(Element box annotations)
## start

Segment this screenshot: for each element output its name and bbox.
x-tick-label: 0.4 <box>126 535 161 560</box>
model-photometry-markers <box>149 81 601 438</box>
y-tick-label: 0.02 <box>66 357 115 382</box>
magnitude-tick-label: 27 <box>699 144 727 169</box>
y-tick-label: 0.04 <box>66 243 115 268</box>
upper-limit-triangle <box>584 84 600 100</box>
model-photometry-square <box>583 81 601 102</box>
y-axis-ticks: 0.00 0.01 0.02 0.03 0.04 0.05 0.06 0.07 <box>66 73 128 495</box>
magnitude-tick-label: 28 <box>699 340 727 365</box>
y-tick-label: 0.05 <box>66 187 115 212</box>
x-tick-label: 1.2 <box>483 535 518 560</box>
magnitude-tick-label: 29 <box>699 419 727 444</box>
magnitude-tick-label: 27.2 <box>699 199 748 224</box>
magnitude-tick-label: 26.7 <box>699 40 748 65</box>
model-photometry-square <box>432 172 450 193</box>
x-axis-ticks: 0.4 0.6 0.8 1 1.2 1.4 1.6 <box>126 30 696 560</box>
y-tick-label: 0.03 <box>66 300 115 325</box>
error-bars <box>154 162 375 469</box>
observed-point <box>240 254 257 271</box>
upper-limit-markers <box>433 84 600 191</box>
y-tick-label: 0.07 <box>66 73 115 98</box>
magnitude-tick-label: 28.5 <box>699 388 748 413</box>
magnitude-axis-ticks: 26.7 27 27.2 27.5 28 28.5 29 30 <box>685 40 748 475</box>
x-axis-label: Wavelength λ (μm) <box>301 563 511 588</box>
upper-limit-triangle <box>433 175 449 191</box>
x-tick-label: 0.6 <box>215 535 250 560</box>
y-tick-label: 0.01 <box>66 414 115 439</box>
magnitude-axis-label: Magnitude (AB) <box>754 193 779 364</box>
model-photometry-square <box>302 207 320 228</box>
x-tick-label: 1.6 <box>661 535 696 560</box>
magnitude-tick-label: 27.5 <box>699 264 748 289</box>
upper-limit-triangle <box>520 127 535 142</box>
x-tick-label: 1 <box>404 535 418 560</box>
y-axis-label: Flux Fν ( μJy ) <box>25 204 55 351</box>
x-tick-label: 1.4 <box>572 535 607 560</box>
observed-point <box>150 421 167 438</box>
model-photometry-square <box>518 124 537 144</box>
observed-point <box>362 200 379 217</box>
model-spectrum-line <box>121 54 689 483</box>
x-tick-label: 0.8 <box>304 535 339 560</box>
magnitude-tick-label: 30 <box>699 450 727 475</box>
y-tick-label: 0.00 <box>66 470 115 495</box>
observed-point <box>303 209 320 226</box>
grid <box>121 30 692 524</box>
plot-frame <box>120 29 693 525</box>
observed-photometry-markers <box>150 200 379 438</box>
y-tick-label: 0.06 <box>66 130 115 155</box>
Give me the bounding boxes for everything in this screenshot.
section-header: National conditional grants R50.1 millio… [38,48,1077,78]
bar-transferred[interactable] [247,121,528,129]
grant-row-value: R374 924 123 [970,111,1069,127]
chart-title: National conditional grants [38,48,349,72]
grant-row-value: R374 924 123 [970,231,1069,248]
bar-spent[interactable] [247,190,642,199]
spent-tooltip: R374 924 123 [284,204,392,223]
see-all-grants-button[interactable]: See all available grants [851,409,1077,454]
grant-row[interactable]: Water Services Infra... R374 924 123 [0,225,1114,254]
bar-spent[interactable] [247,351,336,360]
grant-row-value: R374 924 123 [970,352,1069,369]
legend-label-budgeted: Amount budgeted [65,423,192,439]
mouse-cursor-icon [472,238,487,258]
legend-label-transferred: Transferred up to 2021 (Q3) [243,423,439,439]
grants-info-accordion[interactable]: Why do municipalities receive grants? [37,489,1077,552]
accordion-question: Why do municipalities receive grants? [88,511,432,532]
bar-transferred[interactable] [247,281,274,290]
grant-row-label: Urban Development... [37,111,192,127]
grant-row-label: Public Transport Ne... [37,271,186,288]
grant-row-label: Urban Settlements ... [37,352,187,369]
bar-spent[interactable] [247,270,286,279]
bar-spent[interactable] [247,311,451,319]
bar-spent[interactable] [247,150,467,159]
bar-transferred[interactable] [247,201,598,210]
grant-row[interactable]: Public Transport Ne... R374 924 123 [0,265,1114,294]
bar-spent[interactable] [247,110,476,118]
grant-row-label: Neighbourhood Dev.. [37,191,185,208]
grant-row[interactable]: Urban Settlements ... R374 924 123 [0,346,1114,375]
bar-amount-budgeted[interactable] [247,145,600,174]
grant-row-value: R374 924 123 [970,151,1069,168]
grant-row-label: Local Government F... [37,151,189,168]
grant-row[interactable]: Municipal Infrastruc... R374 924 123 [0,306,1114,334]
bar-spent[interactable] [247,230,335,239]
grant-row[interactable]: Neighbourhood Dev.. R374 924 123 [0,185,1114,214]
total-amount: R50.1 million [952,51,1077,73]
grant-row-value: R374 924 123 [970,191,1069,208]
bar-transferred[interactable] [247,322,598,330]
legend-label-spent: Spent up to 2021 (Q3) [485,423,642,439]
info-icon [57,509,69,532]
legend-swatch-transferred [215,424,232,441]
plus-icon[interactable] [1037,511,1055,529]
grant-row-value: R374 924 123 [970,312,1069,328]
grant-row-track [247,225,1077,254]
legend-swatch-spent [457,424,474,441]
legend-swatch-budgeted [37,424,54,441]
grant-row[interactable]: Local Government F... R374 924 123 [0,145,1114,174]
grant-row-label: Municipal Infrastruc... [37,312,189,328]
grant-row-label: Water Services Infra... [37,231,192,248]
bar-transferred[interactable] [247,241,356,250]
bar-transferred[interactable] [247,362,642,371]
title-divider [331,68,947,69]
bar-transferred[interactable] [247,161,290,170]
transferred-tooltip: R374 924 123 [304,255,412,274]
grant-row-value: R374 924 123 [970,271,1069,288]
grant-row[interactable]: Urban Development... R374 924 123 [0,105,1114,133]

## end

STATED TASK:
Rewrite the material above, changing every "magnitude-tick-label" to "mag-tick-label" and leaving everything else unchanged.

ANSWER FOR THIS EXERCISE:
Segment this screenshot: for each element output its name and bbox.
x-tick-label: 0.4 <box>126 535 161 560</box>
model-photometry-markers <box>149 81 601 438</box>
y-tick-label: 0.02 <box>66 357 115 382</box>
mag-tick-label: 27 <box>699 144 727 169</box>
y-tick-label: 0.04 <box>66 243 115 268</box>
upper-limit-triangle <box>584 84 600 100</box>
model-photometry-square <box>583 81 601 102</box>
y-axis-ticks: 0.00 0.01 0.02 0.03 0.04 0.05 0.06 0.07 <box>66 73 128 495</box>
mag-tick-label: 28 <box>699 340 727 365</box>
y-tick-label: 0.05 <box>66 187 115 212</box>
x-tick-label: 1.2 <box>483 535 518 560</box>
mag-tick-label: 29 <box>699 419 727 444</box>
mag-tick-label: 27.2 <box>699 199 748 224</box>
mag-tick-label: 26.7 <box>699 40 748 65</box>
model-photometry-square <box>432 172 450 193</box>
x-axis-ticks: 0.4 0.6 0.8 1 1.2 1.4 1.6 <box>126 30 696 560</box>
y-tick-label: 0.03 <box>66 300 115 325</box>
error-bars <box>154 162 375 469</box>
observed-point <box>240 254 257 271</box>
upper-limit-markers <box>433 84 600 191</box>
y-tick-label: 0.07 <box>66 73 115 98</box>
mag-tick-label: 28.5 <box>699 388 748 413</box>
magnitude-axis-ticks: 26.7 27 27.2 27.5 28 28.5 29 30 <box>685 40 748 475</box>
x-axis-label: Wavelength λ (μm) <box>301 563 511 588</box>
upper-limit-triangle <box>433 175 449 191</box>
x-tick-label: 0.6 <box>215 535 250 560</box>
y-tick-label: 0.01 <box>66 414 115 439</box>
magnitude-axis-label: Magnitude (AB) <box>754 193 779 364</box>
model-photometry-square <box>302 207 320 228</box>
x-tick-label: 1.6 <box>661 535 696 560</box>
mag-tick-label: 27.5 <box>699 264 748 289</box>
upper-limit-triangle <box>520 127 535 142</box>
x-tick-label: 1 <box>404 535 418 560</box>
y-axis-label: Flux Fν ( μJy ) <box>25 204 55 351</box>
x-tick-label: 1.4 <box>572 535 607 560</box>
observed-point <box>150 421 167 438</box>
model-photometry-square <box>518 124 537 144</box>
observed-point <box>362 200 379 217</box>
model-spectrum-line <box>121 54 689 483</box>
x-tick-label: 0.8 <box>304 535 339 560</box>
mag-tick-label: 30 <box>699 450 727 475</box>
y-tick-label: 0.00 <box>66 470 115 495</box>
observed-point <box>303 209 320 226</box>
grid <box>121 30 692 524</box>
plot-frame <box>120 29 693 525</box>
observed-photometry-markers <box>150 200 379 438</box>
y-tick-label: 0.06 <box>66 130 115 155</box>
Give me the bounding boxes for everything in this screenshot.
section-header: National conditional grants R50.1 millio… [38,48,1077,78]
bar-transferred[interactable] [247,121,528,129]
grant-row-value: R374 924 123 [970,111,1069,127]
chart-title: National conditional grants [38,48,349,72]
grant-row-value: R374 924 123 [970,231,1069,248]
bar-spent[interactable] [247,190,642,199]
spent-tooltip: R374 924 123 [284,204,392,223]
see-all-grants-button[interactable]: See all available grants [851,409,1077,454]
grant-row[interactable]: Water Services Infra... R374 924 123 [0,225,1114,254]
bar-spent[interactable] [247,351,336,360]
grant-row-value: R374 924 123 [970,352,1069,369]
legend-label-budgeted: Amount budgeted [65,423,192,439]
mouse-cursor-icon [472,238,487,258]
legend-label-transferred: Transferred up to 2021 (Q3) [243,423,439,439]
grants-info-accordion[interactable]: Why do municipalities receive grants? [37,489,1077,552]
accordion-question: Why do municipalities receive grants? [88,511,432,532]
bar-transferred[interactable] [247,281,274,290]
grant-row-label: Urban Development... [37,111,192,127]
grant-row-label: Public Transport Ne... [37,271,186,288]
grant-row-label: Urban Settlements ... [37,352,187,369]
bar-spent[interactable] [247,270,286,279]
bar-spent[interactable] [247,311,451,319]
bar-spent[interactable] [247,150,467,159]
bar-transferred[interactable] [247,201,598,210]
grant-row[interactable]: Public Transport Ne... R374 924 123 [0,265,1114,294]
bar-spent[interactable] [247,110,476,118]
grant-row-label: Neighbourhood Dev.. [37,191,185,208]
grant-row[interactable]: Urban Settlements ... R374 924 123 [0,346,1114,375]
bar-amount-budgeted[interactable] [247,145,600,174]
grant-row-value: R374 924 123 [970,151,1069,168]
grant-row-label: Local Government F... [37,151,189,168]
grant-row[interactable]: Municipal Infrastruc... R374 924 123 [0,306,1114,334]
bar-spent[interactable] [247,230,335,239]
grant-row[interactable]: Neighbourhood Dev.. R374 924 123 [0,185,1114,214]
total-amount: R50.1 million [952,51,1077,73]
grant-row-value: R374 924 123 [970,191,1069,208]
bar-transferred[interactable] [247,322,598,330]
legend-label-spent: Spent up to 2021 (Q3) [485,423,642,439]
info-icon [57,509,69,532]
legend-swatch-transferred [215,424,232,441]
plus-icon[interactable] [1037,511,1055,529]
grant-row-value: R374 924 123 [970,312,1069,328]
grant-row-track [247,225,1077,254]
legend-swatch-spent [457,424,474,441]
legend-swatch-budgeted [37,424,54,441]
grant-row[interactable]: Local Government F... R374 924 123 [0,145,1114,174]
grant-row-label: Municipal Infrastruc... [37,312,189,328]
grant-row-label: Water Services Infra... [37,231,192,248]
bar-transferred[interactable] [247,241,356,250]
bar-transferred[interactable] [247,362,642,371]
title-divider [331,68,947,69]
bar-transferred[interactable] [247,161,290,170]
transferred-tooltip: R374 924 123 [304,255,412,274]
grant-row-value: R374 924 123 [970,271,1069,288]
grant-row[interactable]: Urban Development... R374 924 123 [0,105,1114,133]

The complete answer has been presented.